RECORDS TO USE »
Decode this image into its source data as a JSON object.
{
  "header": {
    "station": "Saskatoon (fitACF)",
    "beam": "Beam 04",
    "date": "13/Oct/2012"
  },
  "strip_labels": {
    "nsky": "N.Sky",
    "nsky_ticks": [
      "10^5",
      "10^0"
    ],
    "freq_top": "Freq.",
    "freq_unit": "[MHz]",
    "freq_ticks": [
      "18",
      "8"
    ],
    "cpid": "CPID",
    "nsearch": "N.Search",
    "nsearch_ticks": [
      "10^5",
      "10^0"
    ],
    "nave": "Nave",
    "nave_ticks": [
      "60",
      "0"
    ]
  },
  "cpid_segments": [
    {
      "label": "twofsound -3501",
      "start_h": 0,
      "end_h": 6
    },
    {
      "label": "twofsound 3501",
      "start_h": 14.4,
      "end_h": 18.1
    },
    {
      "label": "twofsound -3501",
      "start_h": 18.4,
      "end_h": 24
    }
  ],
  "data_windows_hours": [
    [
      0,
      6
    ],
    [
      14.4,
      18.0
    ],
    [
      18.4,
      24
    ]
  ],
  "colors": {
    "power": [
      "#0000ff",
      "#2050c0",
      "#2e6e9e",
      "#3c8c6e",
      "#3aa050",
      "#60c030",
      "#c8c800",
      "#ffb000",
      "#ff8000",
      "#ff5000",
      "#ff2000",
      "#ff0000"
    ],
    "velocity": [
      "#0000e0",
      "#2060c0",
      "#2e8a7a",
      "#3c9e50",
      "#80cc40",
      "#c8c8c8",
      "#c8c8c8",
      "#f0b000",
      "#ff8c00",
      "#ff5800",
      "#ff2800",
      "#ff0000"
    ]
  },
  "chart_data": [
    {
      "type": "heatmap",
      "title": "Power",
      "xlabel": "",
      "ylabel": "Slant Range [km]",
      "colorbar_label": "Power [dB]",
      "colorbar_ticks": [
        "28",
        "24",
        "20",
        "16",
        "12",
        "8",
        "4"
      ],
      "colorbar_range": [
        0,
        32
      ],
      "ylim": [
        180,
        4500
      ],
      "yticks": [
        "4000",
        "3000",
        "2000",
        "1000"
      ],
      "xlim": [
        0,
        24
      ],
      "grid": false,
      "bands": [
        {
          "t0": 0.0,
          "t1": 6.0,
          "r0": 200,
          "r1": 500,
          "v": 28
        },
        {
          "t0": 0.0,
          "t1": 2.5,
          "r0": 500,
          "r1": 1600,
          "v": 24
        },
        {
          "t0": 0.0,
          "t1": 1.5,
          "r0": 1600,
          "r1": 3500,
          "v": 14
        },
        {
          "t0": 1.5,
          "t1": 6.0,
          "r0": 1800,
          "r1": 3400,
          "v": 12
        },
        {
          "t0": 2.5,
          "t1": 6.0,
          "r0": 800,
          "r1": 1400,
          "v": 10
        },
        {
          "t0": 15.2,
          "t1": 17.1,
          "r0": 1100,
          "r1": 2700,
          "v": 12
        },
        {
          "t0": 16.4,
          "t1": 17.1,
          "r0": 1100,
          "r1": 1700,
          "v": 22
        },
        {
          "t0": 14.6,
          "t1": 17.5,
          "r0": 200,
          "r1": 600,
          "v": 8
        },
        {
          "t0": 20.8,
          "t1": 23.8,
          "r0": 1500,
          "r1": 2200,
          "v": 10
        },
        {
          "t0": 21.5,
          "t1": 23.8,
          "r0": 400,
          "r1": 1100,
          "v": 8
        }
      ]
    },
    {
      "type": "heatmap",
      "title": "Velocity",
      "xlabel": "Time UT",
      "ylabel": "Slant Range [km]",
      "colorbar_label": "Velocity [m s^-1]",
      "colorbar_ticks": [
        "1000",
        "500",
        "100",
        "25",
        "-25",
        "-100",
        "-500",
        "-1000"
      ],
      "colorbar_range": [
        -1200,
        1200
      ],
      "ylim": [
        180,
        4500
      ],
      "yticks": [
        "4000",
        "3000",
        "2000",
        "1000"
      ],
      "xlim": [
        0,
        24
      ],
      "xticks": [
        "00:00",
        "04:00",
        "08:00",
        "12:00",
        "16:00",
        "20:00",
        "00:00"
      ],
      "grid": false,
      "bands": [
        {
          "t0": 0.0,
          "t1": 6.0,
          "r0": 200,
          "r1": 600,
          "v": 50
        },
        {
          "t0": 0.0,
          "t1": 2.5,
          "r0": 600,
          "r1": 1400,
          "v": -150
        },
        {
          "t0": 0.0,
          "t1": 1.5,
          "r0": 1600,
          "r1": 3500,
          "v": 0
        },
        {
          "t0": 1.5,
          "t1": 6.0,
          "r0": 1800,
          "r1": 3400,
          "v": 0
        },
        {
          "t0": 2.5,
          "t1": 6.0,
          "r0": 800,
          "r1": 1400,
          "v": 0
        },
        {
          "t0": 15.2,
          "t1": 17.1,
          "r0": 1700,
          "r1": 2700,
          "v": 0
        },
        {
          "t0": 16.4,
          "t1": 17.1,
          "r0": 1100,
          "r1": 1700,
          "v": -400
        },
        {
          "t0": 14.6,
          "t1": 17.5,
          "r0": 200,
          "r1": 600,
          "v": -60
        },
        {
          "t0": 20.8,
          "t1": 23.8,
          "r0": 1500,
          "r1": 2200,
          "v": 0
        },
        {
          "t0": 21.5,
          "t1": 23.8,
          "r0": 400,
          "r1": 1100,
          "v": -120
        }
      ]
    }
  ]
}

GIVEN INSTRUCTION »
Return every line of the material exactly.

RESPONSE »
Decode this image into its source data as a JSON object.
{
  "header": {
    "station": "Saskatoon (fitACF)",
    "beam": "Beam 04",
    "date": "13/Oct/2012"
  },
  "strip_labels": {
    "nsky": "N.Sky",
    "nsky_ticks": [
      "10^5",
      "10^0"
    ],
    "freq_top": "Freq.",
    "freq_unit": "[MHz]",
    "freq_ticks": [
      "18",
      "8"
    ],
    "cpid": "CPID",
    "nsearch": "N.Search",
    "nsearch_ticks": [
      "10^5",
      "10^0"
    ],
    "nave": "Nave",
    "nave_ticks": [
      "60",
      "0"
    ]
  },
  "cpid_segments": [
    {
      "label": "twofsound -3501",
      "start_h": 0,
      "end_h": 6
    },
    {
      "label": "twofsound 3501",
      "start_h": 14.4,
      "end_h": 18.1
    },
    {
      "label": "twofsound -3501",
      "start_h": 18.4,
      "end_h": 24
    }
  ],
  "data_windows_hours": [
    [
      0,
      6
    ],
    [
      14.4,
      18.0
    ],
    [
      18.4,
      24
    ]
  ],
  "colors": {
    "power": [
      "#0000ff",
      "#2050c0",
      "#2e6e9e",
      "#3c8c6e",
      "#3aa050",
      "#60c030",
      "#c8c800",
      "#ffb000",
      "#ff8000",
      "#ff5000",
      "#ff2000",
      "#ff0000"
    ],
    "velocity": [
      "#0000e0",
      "#2060c0",
      "#2e8a7a",
      "#3c9e50",
      "#80cc40",
      "#c8c8c8",
      "#c8c8c8",
      "#f0b000",
      "#ff8c00",
      "#ff5800",
      "#ff2800",
      "#ff0000"
    ]
  },
  "chart_data": [
    {
      "type": "heatmap",
      "title": "Power",
      "xlabel": "",
      "ylabel": "Slant Range [km]",
      "colorbar_label": "Power [dB]",
      "colorbar_ticks": [
        "28",
        "24",
        "20",
        "16",
        "12",
        "8",
        "4"
      ],
      "colorbar_range": [
        0,
        32
      ],
      "ylim": [
        180,
        4500
      ],
      "yticks": [
        "4000",
        "3000",
        "2000",
        "1000"
      ],
      "xlim": [
        0,
        24
      ],
      "grid": false,
      "bands": [
        {
          "t0": 0.0,
          "t1": 6.0,
          "r0": 200,
          "r1": 500,
          "v": 28
        },
        {
          "t0": 0.0,
          "t1": 2.5,
          "r0": 500,
          "r1": 1600,
          "v": 24
        },
        {
          "t0": 0.0,
          "t1": 1.5,
          "r0": 1600,
          "r1": 3500,
          "v": 14
        },
        {
          "t0": 1.5,
          "t1": 6.0,
          "r0": 1800,
          "r1": 3400,
          "v": 12
        },
        {
          "t0": 2.5,
          "t1": 6.0,
          "r0": 800,
          "r1": 1400,
          "v": 10
        },
        {
          "t0": 15.2,
          "t1": 17.1,
          "r0": 1100,
          "r1": 2700,
          "v": 12
        },
        {
          "t0": 16.4,
          "t1": 17.1,
          "r0": 1100,
          "r1": 1700,
          "v": 22
        },
        {
          "t0": 14.6,
          "t1": 17.5,
          "r0": 200,
          "r1": 600,
          "v": 8
        },
        {
          "t0": 20.8,
          "t1": 23.8,
          "r0": 1500,
          "r1": 2200,
          "v": 10
        },
        {
          "t0": 21.5,
          "t1": 23.8,
          "r0": 400,
          "r1": 1100,
          "v": 8
        }
      ]
    },
    {
      "type": "heatmap",
      "title": "Velocity",
      "xlabel": "Time UT",
      "ylabel": "Slant Range [km]",
      "colorbar_label": "Velocity [m s^-1]",
      "colorbar_ticks": [
        "1000",
        "500",
        "100",
        "25",
        "-25",
        "-100",
        "-500",
        "-1000"
      ],
      "colorbar_range": [
        -1200,
        1200
      ],
      "ylim": [
        180,
        4500
      ],
      "yticks": [
        "4000",
        "3000",
        "2000",
        "1000"
      ],
      "xlim": [
        0,
        24
      ],
      "xticks": [
        "00:00",
        "04:00",
        "08:00",
        "12:00",
        "16:00",
        "20:00",
        "00:00"
      ],
      "grid": false,
      "bands": [
        {
          "t0": 0.0,
          "t1": 6.0,
          "r0": 200,
          "r1": 600,
          "v": 50
        },
        {
          "t0": 0.0,
          "t1": 2.5,
          "r0": 600,
          "r1": 1400,
          "v": -150
        },
        {
          "t0": 0.0,
          "t1": 1.5,
          "r0": 1600,
          "r1": 3500,
          "v": 0
        },
        {
          "t0": 1.5,
          "t1": 6.0,
          "r0": 1800,
          "r1": 3400,
          "v": 0
        },
        {
          "t0": 2.5,
          "t1": 6.0,
          "r0": 800,
          "r1": 1400,
          "v": 0
        },
        {
          "t0": 15.2,
          "t1": 17.1,
          "r0": 1700,
          "r1": 2700,
          "v": 0
        },
        {
          "t0": 16.4,
          "t1": 17.1,
          "r0": 1100,
          "r1": 1700,
          "v": -400
        },
        {
          "t0": 14.6,
          "t1": 17.5,
          "r0": 200,
          "r1": 600,
          "v": -60
        },
        {
          "t0": 20.8,
          "t1": 23.8,
          "r0": 1500,
          "r1": 2200,
          "v": 0
        },
        {
          "t0": 21.5,
          "t1": 23.8,
          "r0": 400,
          "r1": 1100,
          "v": -120
        }
      ]
    }
  ]
}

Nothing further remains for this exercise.